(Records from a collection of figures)
● ● ● ● ●
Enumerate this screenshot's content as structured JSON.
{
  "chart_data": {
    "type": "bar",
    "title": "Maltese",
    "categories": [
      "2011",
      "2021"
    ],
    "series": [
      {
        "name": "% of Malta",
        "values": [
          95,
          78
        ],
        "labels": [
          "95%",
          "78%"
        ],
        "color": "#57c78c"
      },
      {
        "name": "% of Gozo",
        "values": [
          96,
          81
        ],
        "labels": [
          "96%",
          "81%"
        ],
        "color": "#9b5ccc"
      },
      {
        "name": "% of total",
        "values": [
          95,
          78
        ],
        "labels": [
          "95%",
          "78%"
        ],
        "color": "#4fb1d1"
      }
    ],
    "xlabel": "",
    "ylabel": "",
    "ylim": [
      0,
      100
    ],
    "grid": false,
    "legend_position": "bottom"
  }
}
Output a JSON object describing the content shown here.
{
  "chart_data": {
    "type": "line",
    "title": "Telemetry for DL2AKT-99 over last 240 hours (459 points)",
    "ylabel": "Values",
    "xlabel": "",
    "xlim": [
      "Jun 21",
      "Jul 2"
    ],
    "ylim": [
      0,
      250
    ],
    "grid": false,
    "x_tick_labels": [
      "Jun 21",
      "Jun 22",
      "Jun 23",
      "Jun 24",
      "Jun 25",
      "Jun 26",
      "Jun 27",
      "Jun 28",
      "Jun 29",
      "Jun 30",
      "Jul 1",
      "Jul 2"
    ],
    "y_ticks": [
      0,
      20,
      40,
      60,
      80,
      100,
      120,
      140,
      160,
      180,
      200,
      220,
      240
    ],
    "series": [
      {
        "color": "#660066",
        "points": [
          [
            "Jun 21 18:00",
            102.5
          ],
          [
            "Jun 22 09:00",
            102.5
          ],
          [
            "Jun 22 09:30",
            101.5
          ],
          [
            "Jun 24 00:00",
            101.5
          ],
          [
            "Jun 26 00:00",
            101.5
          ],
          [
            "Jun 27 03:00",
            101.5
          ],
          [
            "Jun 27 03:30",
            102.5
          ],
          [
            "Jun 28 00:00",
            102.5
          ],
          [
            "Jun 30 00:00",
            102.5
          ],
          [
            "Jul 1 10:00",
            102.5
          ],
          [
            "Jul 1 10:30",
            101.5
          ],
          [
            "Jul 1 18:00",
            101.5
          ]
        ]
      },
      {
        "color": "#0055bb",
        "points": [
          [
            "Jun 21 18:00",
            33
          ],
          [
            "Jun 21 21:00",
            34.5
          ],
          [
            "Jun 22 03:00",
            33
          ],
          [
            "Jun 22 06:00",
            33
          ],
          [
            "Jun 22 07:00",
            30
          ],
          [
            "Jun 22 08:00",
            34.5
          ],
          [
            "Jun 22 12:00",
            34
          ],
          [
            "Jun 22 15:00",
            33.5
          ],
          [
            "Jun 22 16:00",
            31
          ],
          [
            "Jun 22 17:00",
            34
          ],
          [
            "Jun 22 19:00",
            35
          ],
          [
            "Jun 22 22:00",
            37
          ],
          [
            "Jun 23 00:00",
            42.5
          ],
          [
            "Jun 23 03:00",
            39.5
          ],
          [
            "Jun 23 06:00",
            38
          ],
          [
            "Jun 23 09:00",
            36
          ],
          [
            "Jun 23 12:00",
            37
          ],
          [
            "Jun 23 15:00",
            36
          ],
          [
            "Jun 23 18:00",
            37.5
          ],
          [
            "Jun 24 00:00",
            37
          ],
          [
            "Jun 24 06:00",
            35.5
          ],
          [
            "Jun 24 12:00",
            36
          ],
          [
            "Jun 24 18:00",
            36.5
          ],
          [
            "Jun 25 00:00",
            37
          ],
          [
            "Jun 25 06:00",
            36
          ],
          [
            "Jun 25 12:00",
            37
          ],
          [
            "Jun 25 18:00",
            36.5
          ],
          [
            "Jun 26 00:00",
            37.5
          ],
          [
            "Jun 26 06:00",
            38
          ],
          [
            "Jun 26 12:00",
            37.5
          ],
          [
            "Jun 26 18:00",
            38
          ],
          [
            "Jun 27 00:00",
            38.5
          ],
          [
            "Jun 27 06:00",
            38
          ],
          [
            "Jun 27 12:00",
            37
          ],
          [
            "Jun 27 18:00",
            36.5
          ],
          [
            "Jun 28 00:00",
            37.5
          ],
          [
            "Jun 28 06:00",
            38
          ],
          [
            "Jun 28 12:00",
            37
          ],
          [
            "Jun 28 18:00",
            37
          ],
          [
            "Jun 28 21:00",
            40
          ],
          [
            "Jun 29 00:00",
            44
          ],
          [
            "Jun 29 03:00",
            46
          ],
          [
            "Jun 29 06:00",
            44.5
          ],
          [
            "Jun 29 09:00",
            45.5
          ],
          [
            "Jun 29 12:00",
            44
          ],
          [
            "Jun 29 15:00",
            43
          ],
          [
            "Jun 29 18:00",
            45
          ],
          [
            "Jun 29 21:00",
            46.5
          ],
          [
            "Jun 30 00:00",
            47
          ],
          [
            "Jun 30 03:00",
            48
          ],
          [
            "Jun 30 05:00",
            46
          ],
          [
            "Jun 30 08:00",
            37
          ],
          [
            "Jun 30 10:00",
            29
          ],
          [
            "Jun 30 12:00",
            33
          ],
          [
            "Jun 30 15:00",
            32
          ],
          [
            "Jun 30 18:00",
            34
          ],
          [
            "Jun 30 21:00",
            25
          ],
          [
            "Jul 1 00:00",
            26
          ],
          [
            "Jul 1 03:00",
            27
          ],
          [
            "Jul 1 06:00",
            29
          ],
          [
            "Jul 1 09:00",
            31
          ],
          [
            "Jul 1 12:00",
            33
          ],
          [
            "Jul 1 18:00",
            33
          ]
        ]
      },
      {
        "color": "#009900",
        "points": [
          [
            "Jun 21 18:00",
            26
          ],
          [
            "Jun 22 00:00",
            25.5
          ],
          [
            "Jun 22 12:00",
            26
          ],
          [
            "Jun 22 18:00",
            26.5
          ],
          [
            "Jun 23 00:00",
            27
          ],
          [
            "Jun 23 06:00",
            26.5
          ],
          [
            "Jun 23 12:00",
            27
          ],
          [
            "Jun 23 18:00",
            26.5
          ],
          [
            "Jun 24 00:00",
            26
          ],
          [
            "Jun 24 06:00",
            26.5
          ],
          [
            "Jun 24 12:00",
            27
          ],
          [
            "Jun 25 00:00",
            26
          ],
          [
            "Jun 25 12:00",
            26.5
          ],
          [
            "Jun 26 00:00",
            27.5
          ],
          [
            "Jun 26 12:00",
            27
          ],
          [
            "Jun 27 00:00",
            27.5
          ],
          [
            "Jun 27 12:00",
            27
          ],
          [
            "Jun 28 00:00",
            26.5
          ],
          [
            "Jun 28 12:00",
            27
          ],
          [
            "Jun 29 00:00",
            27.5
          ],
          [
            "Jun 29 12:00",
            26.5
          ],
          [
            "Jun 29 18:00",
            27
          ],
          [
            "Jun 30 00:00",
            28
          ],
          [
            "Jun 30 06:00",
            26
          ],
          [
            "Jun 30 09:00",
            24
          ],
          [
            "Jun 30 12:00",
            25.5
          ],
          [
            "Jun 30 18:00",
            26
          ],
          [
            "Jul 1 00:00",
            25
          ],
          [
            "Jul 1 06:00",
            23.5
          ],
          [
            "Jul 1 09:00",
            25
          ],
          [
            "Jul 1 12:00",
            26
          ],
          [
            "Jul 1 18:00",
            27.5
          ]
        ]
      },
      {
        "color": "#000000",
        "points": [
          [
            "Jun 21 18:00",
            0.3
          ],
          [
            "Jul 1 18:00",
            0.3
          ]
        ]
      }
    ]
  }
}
● ● ● ● ●
# DO THIS
Extract all lines as given.

# ANSWER FOR THE TASK
Enumerate this screenshot's content as structured JSON.
{
  "chart_data": {
    "type": "bar",
    "title": "Maltese",
    "categories": [
      "2011",
      "2021"
    ],
    "series": [
      {
        "name": "% of Malta",
        "values": [
          95,
          78
        ],
        "labels": [
          "95%",
          "78%"
        ],
        "color": "#57c78c"
      },
      {
        "name": "% of Gozo",
        "values": [
          96,
          81
        ],
        "labels": [
          "96%",
          "81%"
        ],
        "color": "#9b5ccc"
      },
      {
        "name": "% of total",
        "values": [
          95,
          78
        ],
        "labels": [
          "95%",
          "78%"
        ],
        "color": "#4fb1d1"
      }
    ],
    "xlabel": "",
    "ylabel": "",
    "ylim": [
      0,
      100
    ],
    "grid": false,
    "legend_position": "bottom"
  }
}
Output a JSON object describing the content shown here.
{
  "chart_data": {
    "type": "line",
    "title": "Telemetry for DL2AKT-99 over last 240 hours (459 points)",
    "ylabel": "Values",
    "xlabel": "",
    "xlim": [
      "Jun 21",
      "Jul 2"
    ],
    "ylim": [
      0,
      250
    ],
    "grid": false,
    "x_tick_labels": [
      "Jun 21",
      "Jun 22",
      "Jun 23",
      "Jun 24",
      "Jun 25",
      "Jun 26",
      "Jun 27",
      "Jun 28",
      "Jun 29",
      "Jun 30",
      "Jul 1",
      "Jul 2"
    ],
    "y_ticks": [
      0,
      20,
      40,
      60,
      80,
      100,
      120,
      140,
      160,
      180,
      200,
      220,
      240
    ],
    "series": [
      {
        "color": "#660066",
        "points": [
          [
            "Jun 21 18:00",
            102.5
          ],
          [
            "Jun 22 09:00",
            102.5
          ],
          [
            "Jun 22 09:30",
            101.5
          ],
          [
            "Jun 24 00:00",
            101.5
          ],
          [
            "Jun 26 00:00",
            101.5
          ],
          [
            "Jun 27 03:00",
            101.5
          ],
          [
            "Jun 27 03:30",
            102.5
          ],
          [
            "Jun 28 00:00",
            102.5
          ],
          [
            "Jun 30 00:00",
            102.5
          ],
          [
            "Jul 1 10:00",
            102.5
          ],
          [
            "Jul 1 10:30",
            101.5
          ],
          [
            "Jul 1 18:00",
            101.5
          ]
        ]
      },
      {
        "color": "#0055bb",
        "points": [
          [
            "Jun 21 18:00",
            33
          ],
          [
            "Jun 21 21:00",
            34.5
          ],
          [
            "Jun 22 03:00",
            33
          ],
          [
            "Jun 22 06:00",
            33
          ],
          [
            "Jun 22 07:00",
            30
          ],
          [
            "Jun 22 08:00",
            34.5
          ],
          [
            "Jun 22 12:00",
            34
          ],
          [
            "Jun 22 15:00",
            33.5
          ],
          [
            "Jun 22 16:00",
            31
          ],
          [
            "Jun 22 17:00",
            34
          ],
          [
            "Jun 22 19:00",
            35
          ],
          [
            "Jun 22 22:00",
            37
          ],
          [
            "Jun 23 00:00",
            42.5
          ],
          [
            "Jun 23 03:00",
            39.5
          ],
          [
            "Jun 23 06:00",
            38
          ],
          [
            "Jun 23 09:00",
            36
          ],
          [
            "Jun 23 12:00",
            37
          ],
          [
            "Jun 23 15:00",
            36
          ],
          [
            "Jun 23 18:00",
            37.5
          ],
          [
            "Jun 24 00:00",
            37
          ],
          [
            "Jun 24 06:00",
            35.5
          ],
          [
            "Jun 24 12:00",
            36
          ],
          [
            "Jun 24 18:00",
            36.5
          ],
          [
            "Jun 25 00:00",
            37
          ],
          [
            "Jun 25 06:00",
            36
          ],
          [
            "Jun 25 12:00",
            37
          ],
          [
            "Jun 25 18:00",
            36.5
          ],
          [
            "Jun 26 00:00",
            37.5
          ],
          [
            "Jun 26 06:00",
            38
          ],
          [
            "Jun 26 12:00",
            37.5
          ],
          [
            "Jun 26 18:00",
            38
          ],
          [
            "Jun 27 00:00",
            38.5
          ],
          [
            "Jun 27 06:00",
            38
          ],
          [
            "Jun 27 12:00",
            37
          ],
          [
            "Jun 27 18:00",
            36.5
          ],
          [
            "Jun 28 00:00",
            37.5
          ],
          [
            "Jun 28 06:00",
            38
          ],
          [
            "Jun 28 12:00",
            37
          ],
          [
            "Jun 28 18:00",
            37
          ],
          [
            "Jun 28 21:00",
            40
          ],
          [
            "Jun 29 00:00",
            44
          ],
          [
            "Jun 29 03:00",
            46
          ],
          [
            "Jun 29 06:00",
            44.5
          ],
          [
            "Jun 29 09:00",
            45.5
          ],
          [
            "Jun 29 12:00",
            44
          ],
          [
            "Jun 29 15:00",
            43
          ],
          [
            "Jun 29 18:00",
            45
          ],
          [
            "Jun 29 21:00",
            46.5
          ],
          [
            "Jun 30 00:00",
            47
          ],
          [
            "Jun 30 03:00",
            48
          ],
          [
            "Jun 30 05:00",
            46
          ],
          [
            "Jun 30 08:00",
            37
          ],
          [
            "Jun 30 10:00",
            29
          ],
          [
            "Jun 30 12:00",
            33
          ],
          [
            "Jun 30 15:00",
            32
          ],
          [
            "Jun 30 18:00",
            34
          ],
          [
            "Jun 30 21:00",
            25
          ],
          [
            "Jul 1 00:00",
            26
          ],
          [
            "Jul 1 03:00",
            27
          ],
          [
            "Jul 1 06:00",
            29
          ],
          [
            "Jul 1 09:00",
            31
          ],
          [
            "Jul 1 12:00",
            33
          ],
          [
            "Jul 1 18:00",
            33
          ]
        ]
      },
      {
        "color": "#009900",
        "points": [
          [
            "Jun 21 18:00",
            26
          ],
          [
            "Jun 22 00:00",
            25.5
          ],
          [
            "Jun 22 12:00",
            26
          ],
          [
            "Jun 22 18:00",
            26.5
          ],
          [
            "Jun 23 00:00",
            27
          ],
          [
            "Jun 23 06:00",
            26.5
          ],
          [
            "Jun 23 12:00",
            27
          ],
          [
            "Jun 23 18:00",
            26.5
          ],
          [
            "Jun 24 00:00",
            26
          ],
          [
            "Jun 24 06:00",
            26.5
          ],
          [
            "Jun 24 12:00",
            27
          ],
          [
            "Jun 25 00:00",
            26
          ],
          [
            "Jun 25 12:00",
            26.5
          ],
          [
            "Jun 26 00:00",
            27.5
          ],
          [
            "Jun 26 12:00",
            27
          ],
          [
            "Jun 27 00:00",
            27.5
          ],
          [
            "Jun 27 12:00",
            27
          ],
          [
            "Jun 28 00:00",
            26.5
          ],
          [
            "Jun 28 12:00",
            27
          ],
          [
            "Jun 29 00:00",
            27.5
          ],
          [
            "Jun 29 12:00",
            26.5
          ],
          [
            "Jun 29 18:00",
            27
          ],
          [
            "Jun 30 00:00",
            28
          ],
          [
            "Jun 30 06:00",
            26
          ],
          [
            "Jun 30 09:00",
            24
          ],
          [
            "Jun 30 12:00",
            25.5
          ],
          [
            "Jun 30 18:00",
            26
          ],
          [
            "Jul 1 00:00",
            25
          ],
          [
            "Jul 1 06:00",
            23.5
          ],
          [
            "Jul 1 09:00",
            25
          ],
          [
            "Jul 1 12:00",
            26
          ],
          [
            "Jul 1 18:00",
            27.5
          ]
        ]
      },
      {
        "color": "#000000",
        "points": [
          [
            "Jun 21 18:00",
            0.3
          ],
          [
            "Jul 1 18:00",
            0.3
          ]
        ]
      }
    ]
  }
}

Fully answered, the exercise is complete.